Your goal
Return all the entries exactly, keeping pictures out.

Records for this task

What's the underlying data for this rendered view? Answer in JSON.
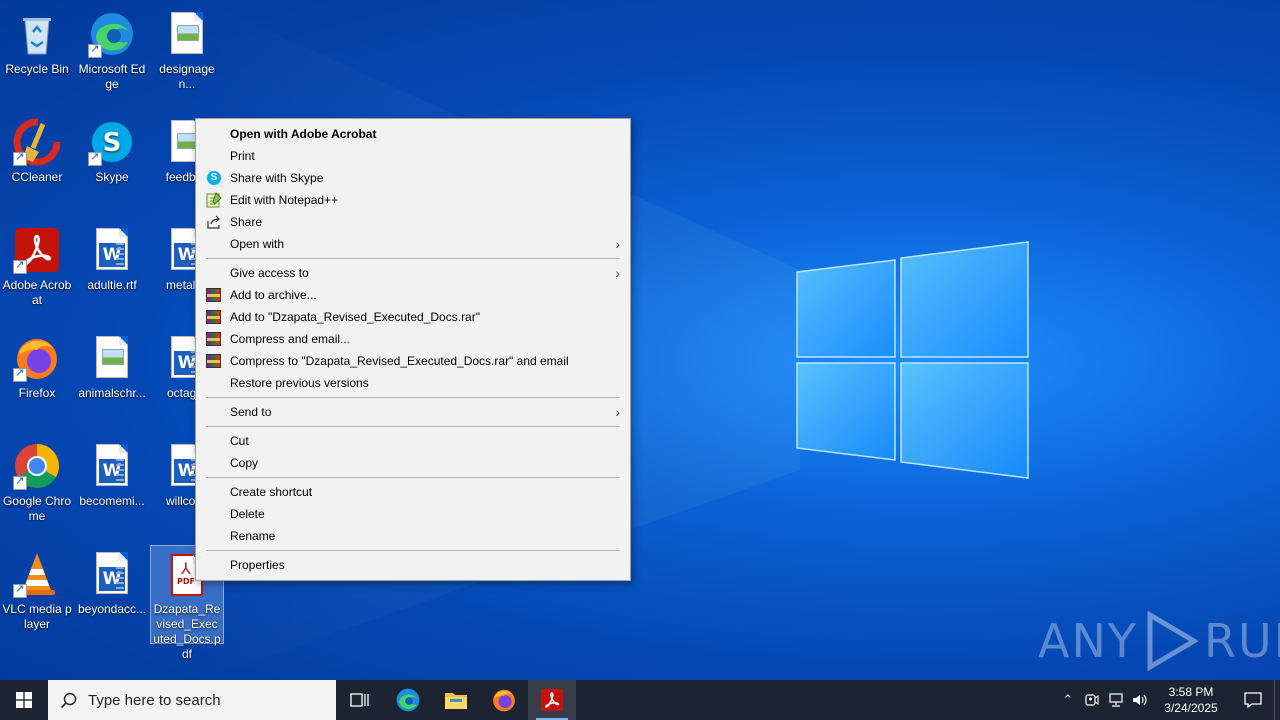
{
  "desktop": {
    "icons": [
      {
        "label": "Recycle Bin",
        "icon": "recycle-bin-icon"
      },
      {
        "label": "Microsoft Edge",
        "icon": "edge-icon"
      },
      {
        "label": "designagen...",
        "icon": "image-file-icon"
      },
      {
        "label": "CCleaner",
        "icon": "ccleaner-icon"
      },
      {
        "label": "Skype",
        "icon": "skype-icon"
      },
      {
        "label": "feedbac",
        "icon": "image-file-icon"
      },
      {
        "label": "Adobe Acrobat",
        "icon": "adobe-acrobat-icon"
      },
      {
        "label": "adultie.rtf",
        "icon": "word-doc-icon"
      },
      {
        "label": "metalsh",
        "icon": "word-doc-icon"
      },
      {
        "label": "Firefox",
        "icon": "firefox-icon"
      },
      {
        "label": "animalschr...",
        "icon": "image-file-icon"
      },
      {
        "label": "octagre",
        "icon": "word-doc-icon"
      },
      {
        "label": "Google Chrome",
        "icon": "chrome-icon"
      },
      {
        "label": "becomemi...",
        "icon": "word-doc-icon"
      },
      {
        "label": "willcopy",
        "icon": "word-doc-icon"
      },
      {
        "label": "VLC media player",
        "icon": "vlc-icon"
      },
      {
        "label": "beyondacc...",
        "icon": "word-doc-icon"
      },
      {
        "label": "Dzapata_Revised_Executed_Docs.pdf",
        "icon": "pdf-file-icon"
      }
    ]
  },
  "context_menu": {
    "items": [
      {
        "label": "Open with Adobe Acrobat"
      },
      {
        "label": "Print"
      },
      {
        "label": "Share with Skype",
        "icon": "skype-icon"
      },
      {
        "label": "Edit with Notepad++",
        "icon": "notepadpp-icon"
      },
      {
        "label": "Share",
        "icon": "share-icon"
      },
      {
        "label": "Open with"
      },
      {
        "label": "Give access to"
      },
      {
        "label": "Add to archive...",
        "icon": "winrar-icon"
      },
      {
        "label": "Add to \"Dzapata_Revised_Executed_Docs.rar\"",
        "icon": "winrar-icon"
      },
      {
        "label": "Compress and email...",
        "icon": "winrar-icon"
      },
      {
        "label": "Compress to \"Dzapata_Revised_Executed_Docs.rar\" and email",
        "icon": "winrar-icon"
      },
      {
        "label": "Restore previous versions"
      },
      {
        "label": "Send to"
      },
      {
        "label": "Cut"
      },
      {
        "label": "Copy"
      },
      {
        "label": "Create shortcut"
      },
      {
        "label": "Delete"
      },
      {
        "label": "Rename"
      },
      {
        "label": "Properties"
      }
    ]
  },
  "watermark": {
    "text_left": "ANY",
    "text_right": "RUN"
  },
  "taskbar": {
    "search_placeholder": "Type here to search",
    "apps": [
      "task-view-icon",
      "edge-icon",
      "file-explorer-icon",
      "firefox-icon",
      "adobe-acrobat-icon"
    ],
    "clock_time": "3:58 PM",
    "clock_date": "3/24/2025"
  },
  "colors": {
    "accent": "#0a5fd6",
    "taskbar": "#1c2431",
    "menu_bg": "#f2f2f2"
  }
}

Full output
What's the underlying data for this rendered view? Answer in JSON.
{
  "desktop": {
    "icons": [
      {
        "label": "Recycle Bin",
        "icon": "recycle-bin-icon"
      },
      {
        "label": "Microsoft Edge",
        "icon": "edge-icon"
      },
      {
        "label": "designagen...",
        "icon": "image-file-icon"
      },
      {
        "label": "CCleaner",
        "icon": "ccleaner-icon"
      },
      {
        "label": "Skype",
        "icon": "skype-icon"
      },
      {
        "label": "feedbac",
        "icon": "image-file-icon"
      },
      {
        "label": "Adobe Acrobat",
        "icon": "adobe-acrobat-icon"
      },
      {
        "label": "adultie.rtf",
        "icon": "word-doc-icon"
      },
      {
        "label": "metalsh",
        "icon": "word-doc-icon"
      },
      {
        "label": "Firefox",
        "icon": "firefox-icon"
      },
      {
        "label": "animalschr...",
        "icon": "image-file-icon"
      },
      {
        "label": "octagre",
        "icon": "word-doc-icon"
      },
      {
        "label": "Google Chrome",
        "icon": "chrome-icon"
      },
      {
        "label": "becomemi...",
        "icon": "word-doc-icon"
      },
      {
        "label": "willcopy",
        "icon": "word-doc-icon"
      },
      {
        "label": "VLC media player",
        "icon": "vlc-icon"
      },
      {
        "label": "beyondacc...",
        "icon": "word-doc-icon"
      },
      {
        "label": "Dzapata_Revised_Executed_Docs.pdf",
        "icon": "pdf-file-icon"
      }
    ]
  },
  "context_menu": {
    "items": [
      {
        "label": "Open with Adobe Acrobat"
      },
      {
        "label": "Print"
      },
      {
        "label": "Share with Skype",
        "icon": "skype-icon"
      },
      {
        "label": "Edit with Notepad++",
        "icon": "notepadpp-icon"
      },
      {
        "label": "Share",
        "icon": "share-icon"
      },
      {
        "label": "Open with"
      },
      {
        "label": "Give access to"
      },
      {
        "label": "Add to archive...",
        "icon": "winrar-icon"
      },
      {
        "label": "Add to \"Dzapata_Revised_Executed_Docs.rar\"",
        "icon": "winrar-icon"
      },
      {
        "label": "Compress and email...",
        "icon": "winrar-icon"
      },
      {
        "label": "Compress to \"Dzapata_Revised_Executed_Docs.rar\" and email",
        "icon": "winrar-icon"
      },
      {
        "label": "Restore previous versions"
      },
      {
        "label": "Send to"
      },
      {
        "label": "Cut"
      },
      {
        "label": "Copy"
      },
      {
        "label": "Create shortcut"
      },
      {
        "label": "Delete"
      },
      {
        "label": "Rename"
      },
      {
        "label": "Properties"
      }
    ]
  },
  "watermark": {
    "text_left": "ANY",
    "text_right": "RUN"
  },
  "taskbar": {
    "search_placeholder": "Type here to search",
    "apps": [
      "task-view-icon",
      "edge-icon",
      "file-explorer-icon",
      "firefox-icon",
      "adobe-acrobat-icon"
    ],
    "clock_time": "3:58 PM",
    "clock_date": "3/24/2025"
  },
  "colors": {
    "accent": "#0a5fd6",
    "taskbar": "#1c2431",
    "menu_bg": "#f2f2f2"
  }
}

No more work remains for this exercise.